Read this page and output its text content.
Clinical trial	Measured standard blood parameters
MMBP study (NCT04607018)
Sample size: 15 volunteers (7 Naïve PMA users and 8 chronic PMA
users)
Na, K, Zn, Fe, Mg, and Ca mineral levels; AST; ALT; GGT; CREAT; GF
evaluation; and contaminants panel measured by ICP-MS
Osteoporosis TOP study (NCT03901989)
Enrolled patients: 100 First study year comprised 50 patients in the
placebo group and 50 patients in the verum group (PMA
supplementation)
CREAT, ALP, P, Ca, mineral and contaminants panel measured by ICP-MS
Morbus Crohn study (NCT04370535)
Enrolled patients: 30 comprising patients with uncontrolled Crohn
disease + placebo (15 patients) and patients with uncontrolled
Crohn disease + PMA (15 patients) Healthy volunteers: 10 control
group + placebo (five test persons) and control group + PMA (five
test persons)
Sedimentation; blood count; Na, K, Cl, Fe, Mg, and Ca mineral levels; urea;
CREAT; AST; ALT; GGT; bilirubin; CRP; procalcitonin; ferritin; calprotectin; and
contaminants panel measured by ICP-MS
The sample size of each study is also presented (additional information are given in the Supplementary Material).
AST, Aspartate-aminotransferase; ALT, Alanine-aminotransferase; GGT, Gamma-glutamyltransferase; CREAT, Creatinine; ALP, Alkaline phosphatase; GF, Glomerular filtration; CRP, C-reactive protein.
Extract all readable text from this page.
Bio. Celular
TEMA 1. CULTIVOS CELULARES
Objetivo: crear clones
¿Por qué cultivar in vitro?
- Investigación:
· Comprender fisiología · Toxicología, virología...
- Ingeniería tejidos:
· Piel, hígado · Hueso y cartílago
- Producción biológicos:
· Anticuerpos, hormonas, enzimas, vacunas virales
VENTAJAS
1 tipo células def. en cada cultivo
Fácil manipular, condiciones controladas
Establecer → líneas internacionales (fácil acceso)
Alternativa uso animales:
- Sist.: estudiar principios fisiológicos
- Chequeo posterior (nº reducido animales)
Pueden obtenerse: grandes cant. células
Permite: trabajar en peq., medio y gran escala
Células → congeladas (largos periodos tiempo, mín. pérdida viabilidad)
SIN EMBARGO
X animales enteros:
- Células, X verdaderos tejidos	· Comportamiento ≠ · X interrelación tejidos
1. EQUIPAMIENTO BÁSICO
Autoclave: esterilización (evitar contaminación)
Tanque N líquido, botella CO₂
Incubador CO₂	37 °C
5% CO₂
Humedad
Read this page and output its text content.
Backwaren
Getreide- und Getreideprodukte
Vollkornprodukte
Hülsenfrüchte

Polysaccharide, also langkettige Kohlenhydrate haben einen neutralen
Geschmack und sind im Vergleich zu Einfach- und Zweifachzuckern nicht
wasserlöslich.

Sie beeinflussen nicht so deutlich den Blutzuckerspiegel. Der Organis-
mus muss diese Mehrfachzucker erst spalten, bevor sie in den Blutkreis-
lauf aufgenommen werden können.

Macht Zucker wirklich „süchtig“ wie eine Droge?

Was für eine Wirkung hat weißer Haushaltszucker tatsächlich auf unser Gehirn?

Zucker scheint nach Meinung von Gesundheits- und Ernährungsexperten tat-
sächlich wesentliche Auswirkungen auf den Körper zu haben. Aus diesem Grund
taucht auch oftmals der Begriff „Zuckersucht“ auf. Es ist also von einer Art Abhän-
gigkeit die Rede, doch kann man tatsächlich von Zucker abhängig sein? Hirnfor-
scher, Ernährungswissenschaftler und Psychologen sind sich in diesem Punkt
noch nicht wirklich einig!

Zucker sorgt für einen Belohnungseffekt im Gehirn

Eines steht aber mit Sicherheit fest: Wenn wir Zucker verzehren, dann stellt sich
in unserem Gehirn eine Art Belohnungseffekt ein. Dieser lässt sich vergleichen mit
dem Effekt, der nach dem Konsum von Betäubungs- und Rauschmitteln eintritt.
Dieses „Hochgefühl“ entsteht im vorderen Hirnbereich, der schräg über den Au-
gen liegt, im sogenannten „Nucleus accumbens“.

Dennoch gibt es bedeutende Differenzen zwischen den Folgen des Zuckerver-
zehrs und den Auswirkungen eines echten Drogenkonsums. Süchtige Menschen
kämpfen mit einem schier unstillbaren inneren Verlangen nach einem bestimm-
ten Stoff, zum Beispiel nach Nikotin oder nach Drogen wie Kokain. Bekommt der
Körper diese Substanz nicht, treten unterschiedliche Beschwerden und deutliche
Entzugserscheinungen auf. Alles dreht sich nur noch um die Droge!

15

::::

[What you will do] Transcribe the full listing. Change nothing.

[Exercise answer]
Read this page and output its text content.
Clinical trial	Measured standard blood parameters
MMBP study (NCT04607018)
Sample size: 15 volunteers (7 Naïve PMA users and 8 chronic PMA
users)
Na, K, Zn, Fe, Mg, and Ca mineral levels; AST; ALT; GGT; CREAT; GF
evaluation; and contaminants panel measured by ICP-MS
Osteoporosis TOP study (NCT03901989)
Enrolled patients: 100 First study year comprised 50 patients in the
placebo group and 50 patients in the verum group (PMA
supplementation)
CREAT, ALP, P, Ca, mineral and contaminants panel measured by ICP-MS
Morbus Crohn study (NCT04370535)
Enrolled patients: 30 comprising patients with uncontrolled Crohn
disease + placebo (15 patients) and patients with uncontrolled
Crohn disease + PMA (15 patients) Healthy volunteers: 10 control
group + placebo (five test persons) and control group + PMA (five
test persons)
Sedimentation; blood count; Na, K, Cl, Fe, Mg, and Ca mineral levels; urea;
CREAT; AST; ALT; GGT; bilirubin; CRP; procalcitonin; ferritin; calprotectin; and
contaminants panel measured by ICP-MS
The sample size of each study is also presented (additional information are given in the Supplementary Material).
AST, Aspartate-aminotransferase; ALT, Alanine-aminotransferase; GGT, Gamma-glutamyltransferase; CREAT, Creatinine; ALP, Alkaline phosphatase; GF, Glomerular filtration; CRP, C-reactive protein.
Extract all readable text from this page.
Bio. Celular
TEMA 1. CULTIVOS CELULARES
Objetivo: crear clones
¿Por qué cultivar in vitro?
- Investigación:
· Comprender fisiología · Toxicología, virología...
- Ingeniería tejidos:
· Piel, hígado · Hueso y cartílago
- Producción biológicos:
· Anticuerpos, hormonas, enzimas, vacunas virales
VENTAJAS
1 tipo células def. en cada cultivo
Fácil manipular, condiciones controladas
Establecer → líneas internacionales (fácil acceso)
Alternativa uso animales:
- Sist.: estudiar principios fisiológicos
- Chequeo posterior (nº reducido animales)
Pueden obtenerse: grandes cant. células
Permite: trabajar en peq., medio y gran escala
Células → congeladas (largos periodos tiempo, mín. pérdida viabilidad)
SIN EMBARGO
X animales enteros:
- Células, X verdaderos tejidos	· Comportamiento ≠ · X interrelación tejidos
1. EQUIPAMIENTO BÁSICO
Autoclave: esterilización (evitar contaminación)
Tanque N líquido, botella CO₂
Incubador CO₂	37 °C
5% CO₂
Humedad
Read this page and output its text content.
Backwaren
Getreide- und Getreideprodukte
Vollkornprodukte
Hülsenfrüchte

Polysaccharide, also langkettige Kohlenhydrate haben einen neutralen
Geschmack und sind im Vergleich zu Einfach- und Zweifachzuckern nicht
wasserlöslich.

Sie beeinflussen nicht so deutlich den Blutzuckerspiegel. Der Organis-
mus muss diese Mehrfachzucker erst spalten, bevor sie in den Blutkreis-
lauf aufgenommen werden können.

Macht Zucker wirklich „süchtig“ wie eine Droge?

Was für eine Wirkung hat weißer Haushaltszucker tatsächlich auf unser Gehirn?

Zucker scheint nach Meinung von Gesundheits- und Ernährungsexperten tat-
sächlich wesentliche Auswirkungen auf den Körper zu haben. Aus diesem Grund
taucht auch oftmals der Begriff „Zuckersucht“ auf. Es ist also von einer Art Abhän-
gigkeit die Rede, doch kann man tatsächlich von Zucker abhängig sein? Hirnfor-
scher, Ernährungswissenschaftler und Psychologen sind sich in diesem Punkt
noch nicht wirklich einig!

Zucker sorgt für einen Belohnungseffekt im Gehirn

Eines steht aber mit Sicherheit fest: Wenn wir Zucker verzehren, dann stellt sich
in unserem Gehirn eine Art Belohnungseffekt ein. Dieser lässt sich vergleichen mit
dem Effekt, der nach dem Konsum von Betäubungs- und Rauschmitteln eintritt.
Dieses „Hochgefühl“ entsteht im vorderen Hirnbereich, der schräg über den Au-
gen liegt, im sogenannten „Nucleus accumbens“.

Dennoch gibt es bedeutende Differenzen zwischen den Folgen des Zuckerver-
zehrs und den Auswirkungen eines echten Drogenkonsums. Süchtige Menschen
kämpfen mit einem schier unstillbaren inneren Verlangen nach einem bestimm-
ten Stoff, zum Beispiel nach Nikotin oder nach Drogen wie Kokain. Bekommt der
Körper diese Substanz nicht, treten unterschiedliche Beschwerden und deutliche
Entzugserscheinungen auf. Alles dreht sich nur noch um die Droge!

15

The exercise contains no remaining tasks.